(Collected data entries)
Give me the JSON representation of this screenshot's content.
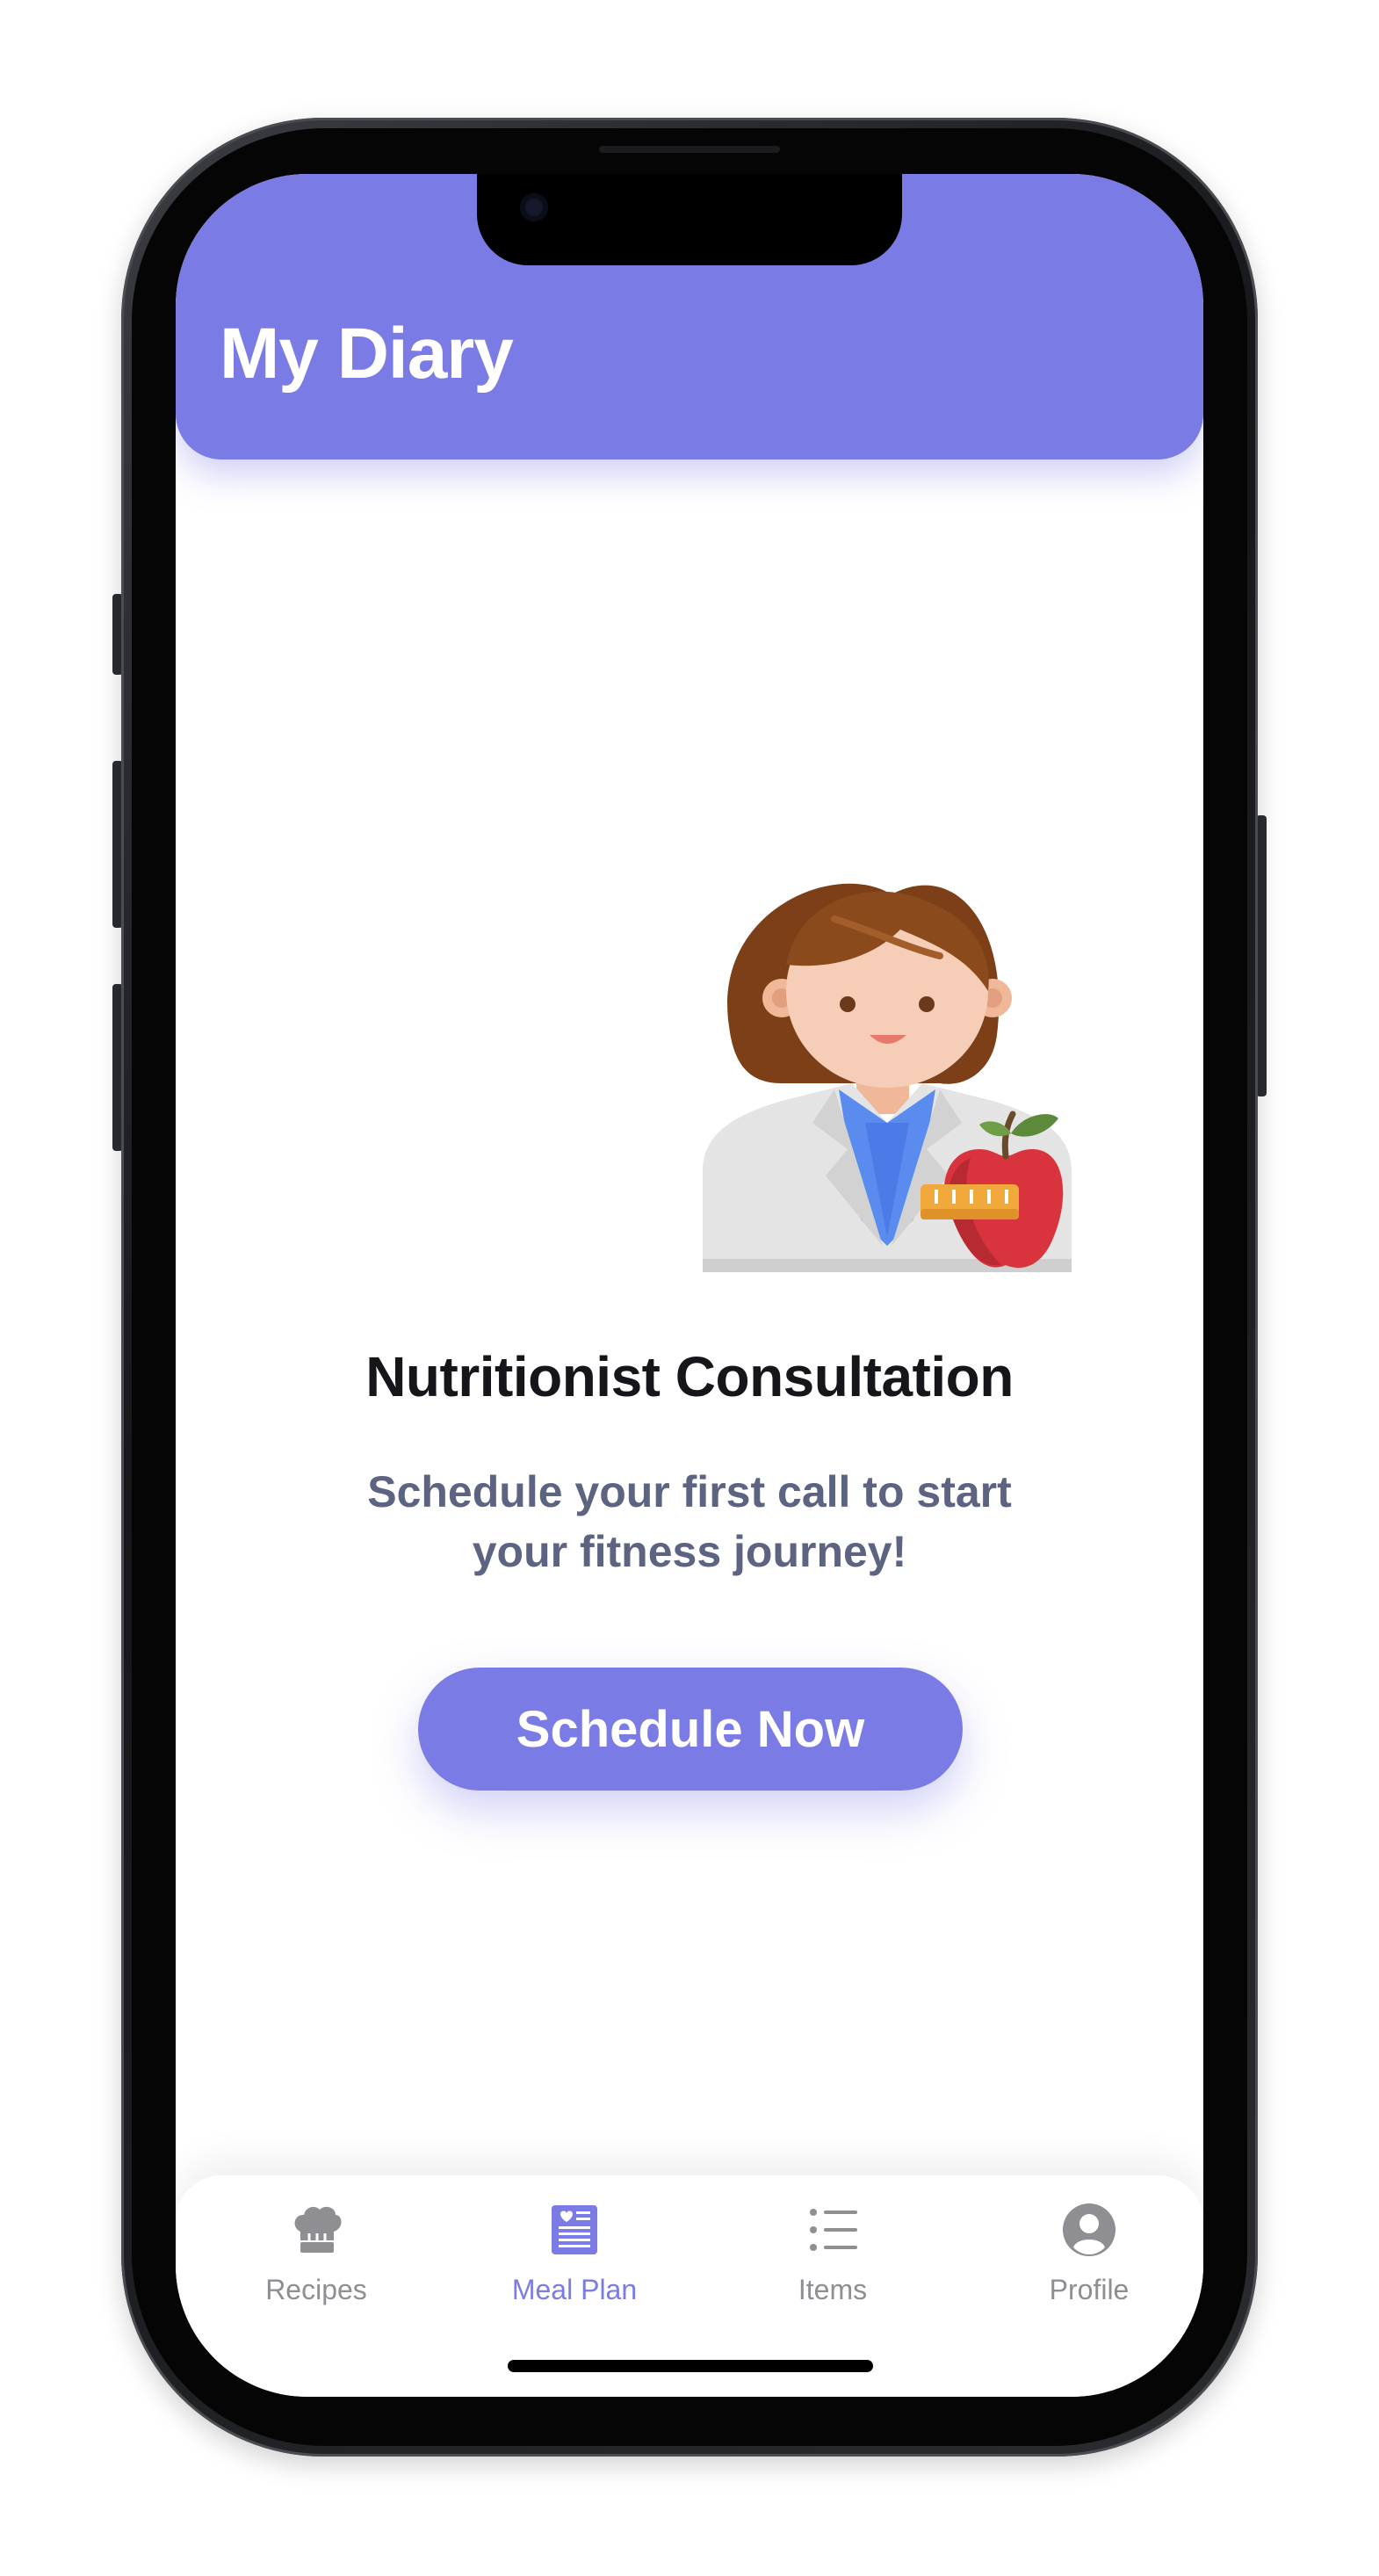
{
  "header": {
    "title": "My Diary"
  },
  "empty_state": {
    "title": "Nutritionist Consultation",
    "subtitle": "Schedule your first call to start your fitness journey!",
    "button_label": "Schedule Now",
    "illustration": "nutritionist-with-apple"
  },
  "tabbar": {
    "items": [
      {
        "label": "Recipes",
        "icon": "chef-hat-icon",
        "active": false
      },
      {
        "label": "Meal Plan",
        "icon": "meal-plan-icon",
        "active": true
      },
      {
        "label": "Items",
        "icon": "list-icon",
        "active": false
      },
      {
        "label": "Profile",
        "icon": "profile-icon",
        "active": false
      }
    ]
  },
  "colors": {
    "accent": "#7b7be6",
    "title_text": "#15151a",
    "subtitle_text": "#5d6482",
    "inactive_tab": "#8e8e93"
  }
}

To do
Output a faithful copy of the data, with each picture left out.

Exercise response
Give me the JSON representation of this screenshot's content.
{
  "header": {
    "title": "My Diary"
  },
  "empty_state": {
    "title": "Nutritionist Consultation",
    "subtitle": "Schedule your first call to start your fitness journey!",
    "button_label": "Schedule Now",
    "illustration": "nutritionist-with-apple"
  },
  "tabbar": {
    "items": [
      {
        "label": "Recipes",
        "icon": "chef-hat-icon",
        "active": false
      },
      {
        "label": "Meal Plan",
        "icon": "meal-plan-icon",
        "active": true
      },
      {
        "label": "Items",
        "icon": "list-icon",
        "active": false
      },
      {
        "label": "Profile",
        "icon": "profile-icon",
        "active": false
      }
    ]
  },
  "colors": {
    "accent": "#7b7be6",
    "title_text": "#15151a",
    "subtitle_text": "#5d6482",
    "inactive_tab": "#8e8e93"
  }
}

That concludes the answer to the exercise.